» **The exercise**: Produce an exact transcription of the listing below, omitting the pictures.

■ ■ ■ ■ ■ ■ ■

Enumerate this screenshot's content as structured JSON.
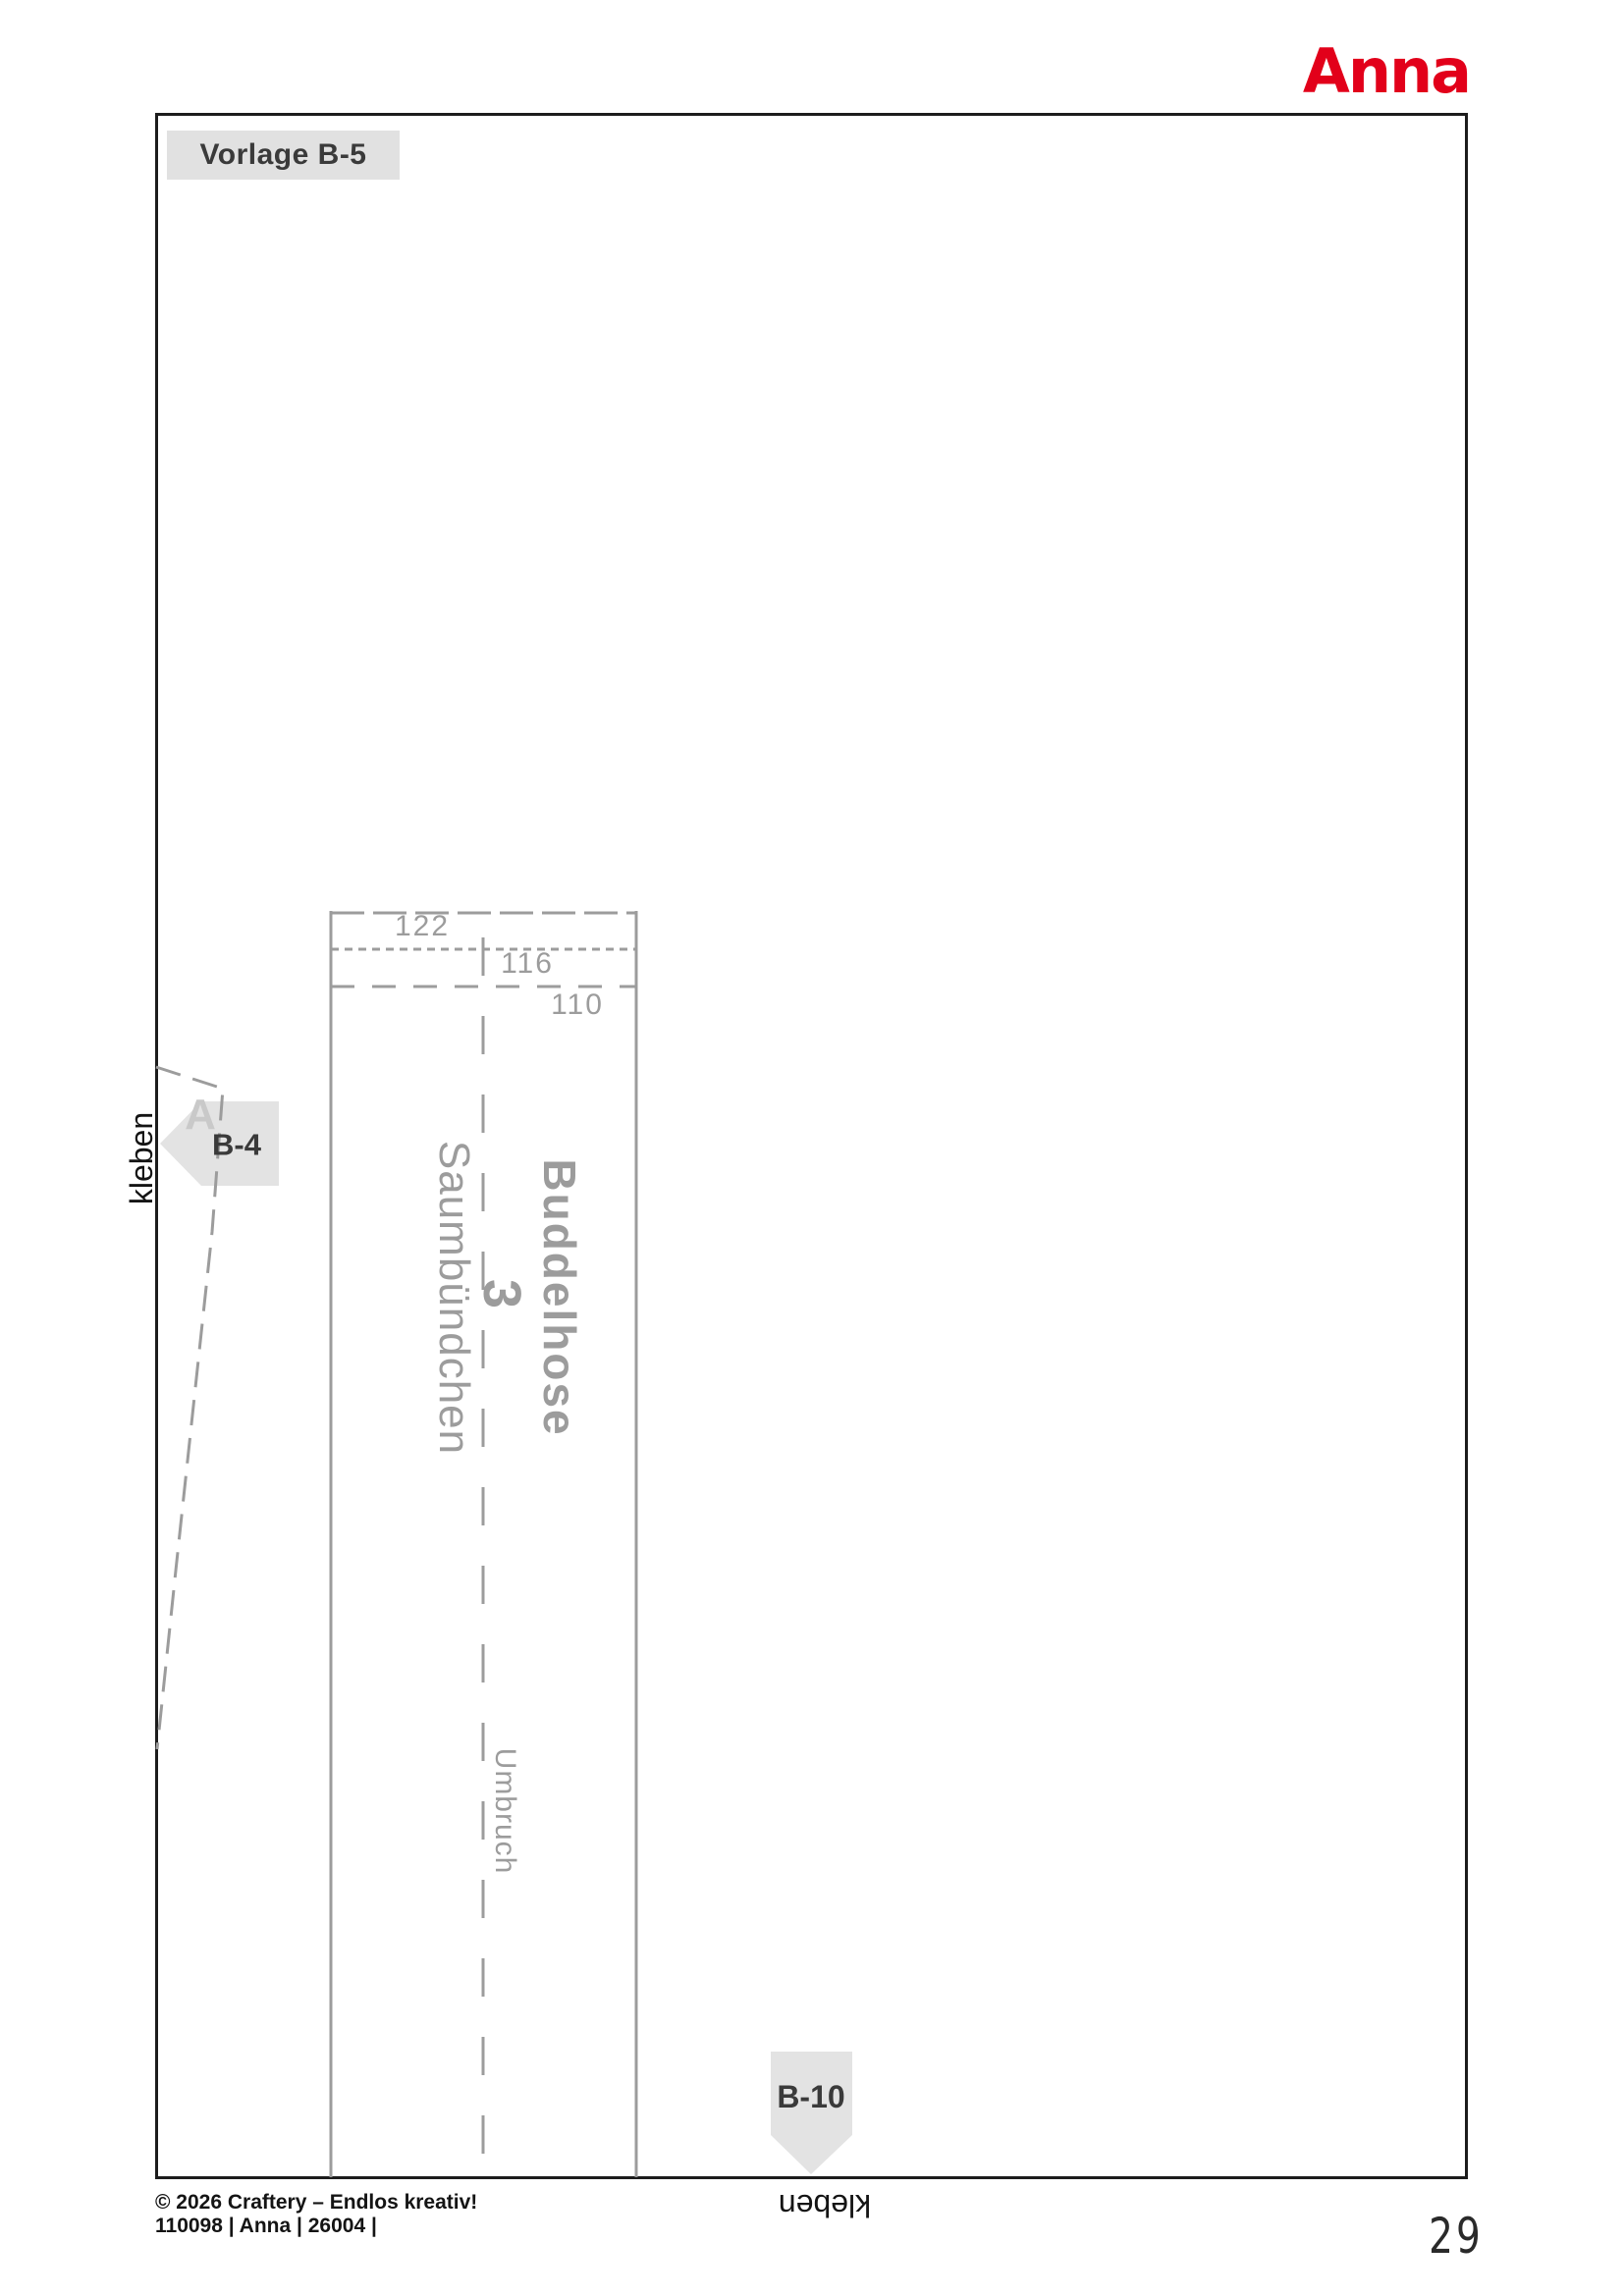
{
  "colors": {
    "brand_red": "#e2001a",
    "pattern_gray": "#9c9c9c",
    "label_box_gray": "#e1e1e1",
    "label_text_dark": "#3a3a3a",
    "frame_black": "#1c1c1c",
    "ghost_letter_gray": "#c9c9c9"
  },
  "header": {
    "brand_logo": "Anna",
    "template_label": "Vorlage B-5"
  },
  "pattern_piece": {
    "garment_name": "Buddelhose",
    "piece_number": "3",
    "piece_name": "Saumbündchen",
    "fold_line_label": "Umbruch",
    "size_labels": [
      "122",
      "116",
      "110"
    ]
  },
  "connectors": {
    "left_label": "B-4",
    "left_ghost_letter": "A",
    "left_glue_text": "kleben",
    "bottom_label": "B-10",
    "bottom_glue_text": "kleben"
  },
  "footer": {
    "copyright": "© 2026 Craftery – Endlos kreativ!",
    "issue_info": "110098 | Anna | 26004 |",
    "page_number": "29"
  }
}
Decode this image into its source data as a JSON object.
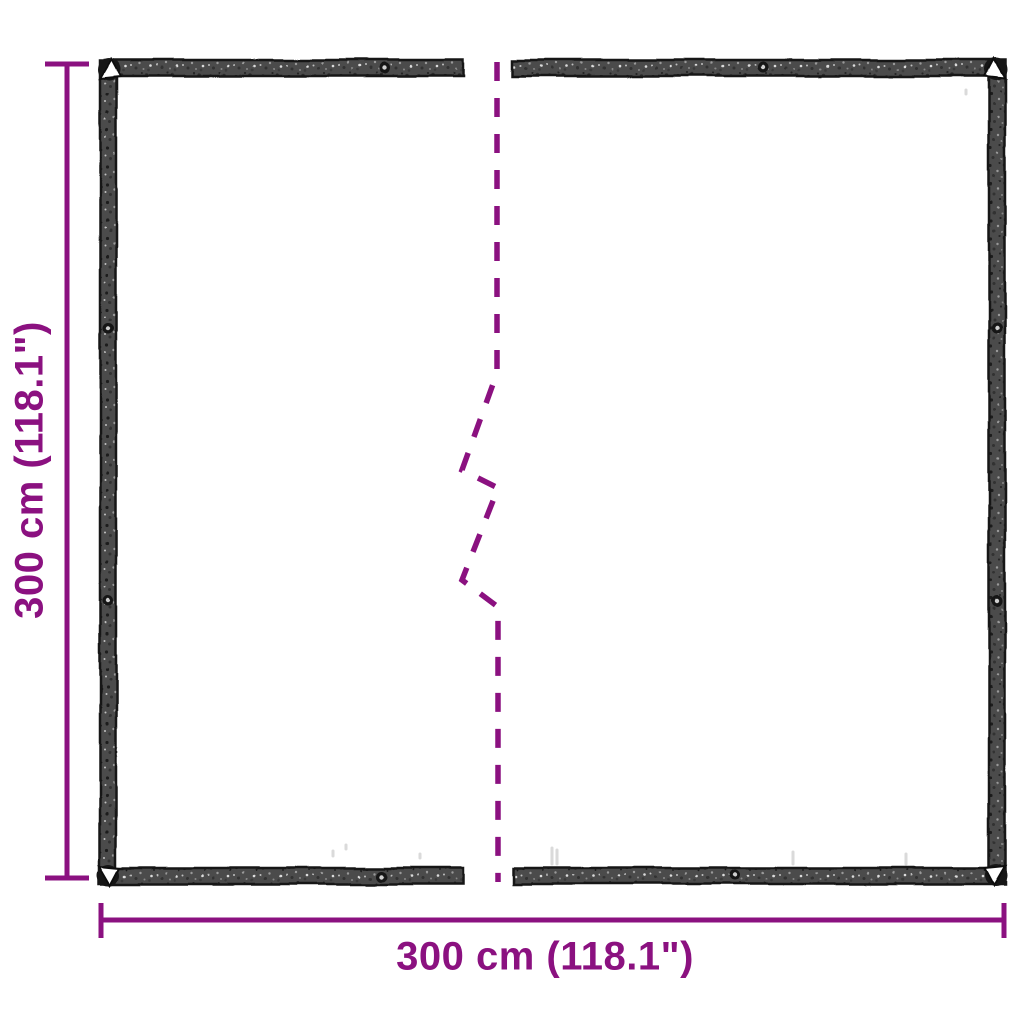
{
  "diagram": {
    "type": "product-dimension-diagram",
    "subject": "clear tarp with reinforced border and eyelets, shown split with a break line",
    "height_dimension": {
      "label": "300 cm (118.1\")",
      "value_cm": 300,
      "value_in": 118.1,
      "orientation": "vertical"
    },
    "width_dimension": {
      "label": "300 cm (118.1\")",
      "value_cm": 300,
      "value_in": 118.1,
      "orientation": "horizontal"
    },
    "colors": {
      "accent": "#8B1180",
      "tarp_band": "#4C4C4C",
      "background": "#FFFFFF"
    }
  }
}
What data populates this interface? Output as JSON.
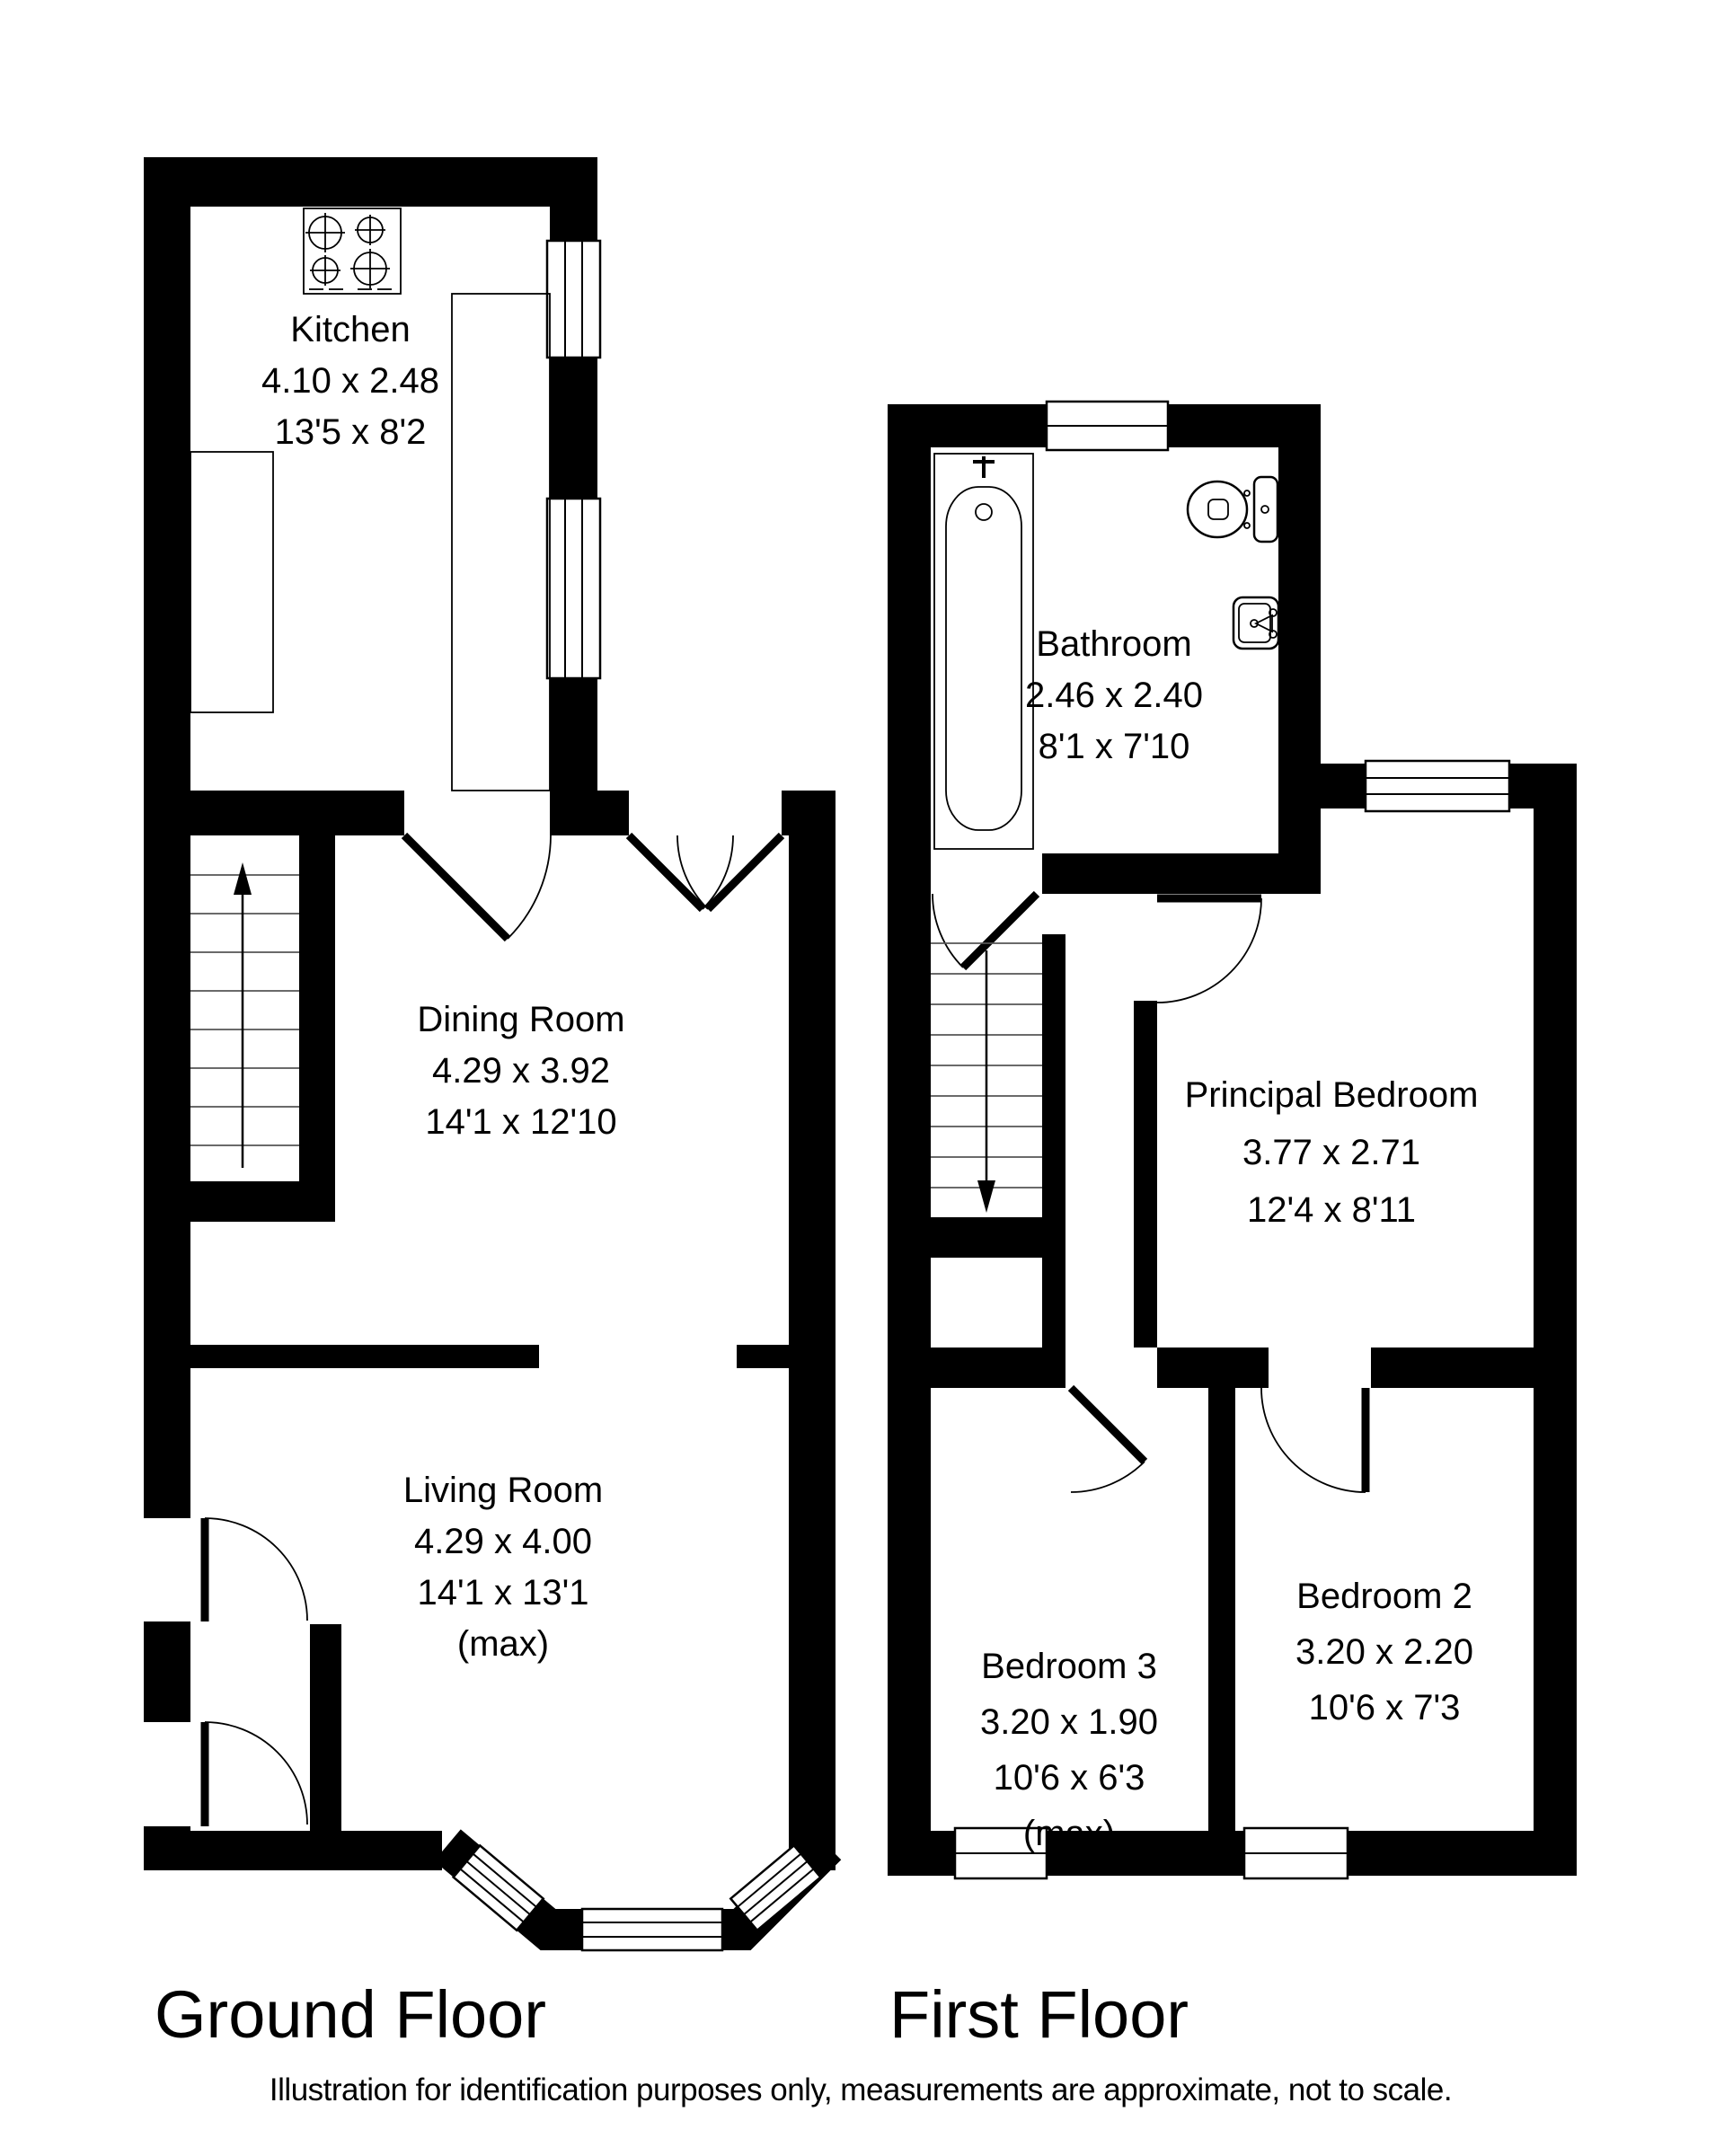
{
  "colors": {
    "background": "#ffffff",
    "walls": "#000000",
    "text": "#000000"
  },
  "floors": [
    {
      "name": "Ground Floor",
      "rooms": [
        {
          "name": "Kitchen",
          "metric": "4.10 x 2.48",
          "imperial": "13'5 x 8'2"
        },
        {
          "name": "Dining Room",
          "metric": "4.29 x 3.92",
          "imperial": "14'1 x 12'10"
        },
        {
          "name": "Living Room",
          "metric": "4.29 x 4.00",
          "imperial": "14'1 x 13'1",
          "note": "(max)"
        }
      ]
    },
    {
      "name": "First Floor",
      "rooms": [
        {
          "name": "Bathroom",
          "metric": "2.46 x 2.40",
          "imperial": "8'1 x 7'10"
        },
        {
          "name": "Principal Bedroom",
          "metric": "3.77 x 2.71",
          "imperial": "12'4 x 8'11"
        },
        {
          "name": "Bedroom 3",
          "metric": "3.20 x 1.90",
          "imperial": "10'6 x 6'3",
          "note": "(max)"
        },
        {
          "name": "Bedroom 2",
          "metric": "3.20 x 2.20",
          "imperial": "10'6 x 7'3"
        }
      ]
    }
  ],
  "fixtures": [
    "hob-icon",
    "kitchen-counter",
    "bathtub-icon",
    "toilet-icon",
    "sink-icon",
    "stairs-up-arrow-icon",
    "stairs-down-arrow-icon"
  ],
  "disclaimer": "Illustration for identification purposes only, measurements are approximate, not to scale."
}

■ ■ ■ ■ ■ ■ ■

» **In response**:
Enumerate this screenshot's content as structured JSON.
{
  "colors": {
    "brand_red": "#e2001a",
    "pattern_gray": "#9c9c9c",
    "label_box_gray": "#e1e1e1",
    "label_text_dark": "#3a3a3a",
    "frame_black": "#1c1c1c",
    "ghost_letter_gray": "#c9c9c9"
  },
  "header": {
    "brand_logo": "Anna",
    "template_label": "Vorlage B-5"
  },
  "pattern_piece": {
    "garment_name": "Buddelhose",
    "piece_number": "3",
    "piece_name": "Saumbündchen",
    "fold_line_label": "Umbruch",
    "size_labels": [
      "122",
      "116",
      "110"
    ]
  },
  "connectors": {
    "left_label": "B-4",
    "left_ghost_letter": "A",
    "left_glue_text": "kleben",
    "bottom_label": "B-10",
    "bottom_glue_text": "kleben"
  },
  "footer": {
    "copyright": "© 2026 Craftery – Endlos kreativ!",
    "issue_info": "110098 | Anna | 26004 |",
    "page_number": "29"
  }
}
Decode this image into its source data as a JSON object.
{
  "diagram": {
    "type": "product-dimension-diagram",
    "subject": "clear tarp with reinforced border and eyelets, shown split with a break line",
    "height_dimension": {
      "label": "300 cm (118.1\")",
      "value_cm": 300,
      "value_in": 118.1,
      "orientation": "vertical"
    },
    "width_dimension": {
      "label": "300 cm (118.1\")",
      "value_cm": 300,
      "value_in": 118.1,
      "orientation": "horizontal"
    },
    "colors": {
      "accent": "#8B1180",
      "tarp_band": "#4C4C4C",
      "background": "#FFFFFF"
    }
  }
}
What data populates this interface? Output as JSON.
{
  "colors": {
    "background": "#ffffff",
    "walls": "#000000",
    "text": "#000000"
  },
  "floors": [
    {
      "name": "Ground Floor",
      "rooms": [
        {
          "name": "Kitchen",
          "metric": "4.10 x 2.48",
          "imperial": "13'5 x 8'2"
        },
        {
          "name": "Dining Room",
          "metric": "4.29 x 3.92",
          "imperial": "14'1 x 12'10"
        },
        {
          "name": "Living Room",
          "metric": "4.29 x 4.00",
          "imperial": "14'1 x 13'1",
          "note": "(max)"
        }
      ]
    },
    {
      "name": "First Floor",
      "rooms": [
        {
          "name": "Bathroom",
          "metric": "2.46 x 2.40",
          "imperial": "8'1 x 7'10"
        },
        {
          "name": "Principal Bedroom",
          "metric": "3.77 x 2.71",
          "imperial": "12'4 x 8'11"
        },
        {
          "name": "Bedroom 3",
          "metric": "3.20 x 1.90",
          "imperial": "10'6 x 6'3",
          "note": "(max)"
        },
        {
          "name": "Bedroom 2",
          "metric": "3.20 x 2.20",
          "imperial": "10'6 x 7'3"
        }
      ]
    }
  ],
  "fixtures": [
    "hob-icon",
    "kitchen-counter",
    "bathtub-icon",
    "toilet-icon",
    "sink-icon",
    "stairs-up-arrow-icon",
    "stairs-down-arrow-icon"
  ],
  "disclaimer": "Illustration for identification purposes only, measurements are approximate, not to scale."
}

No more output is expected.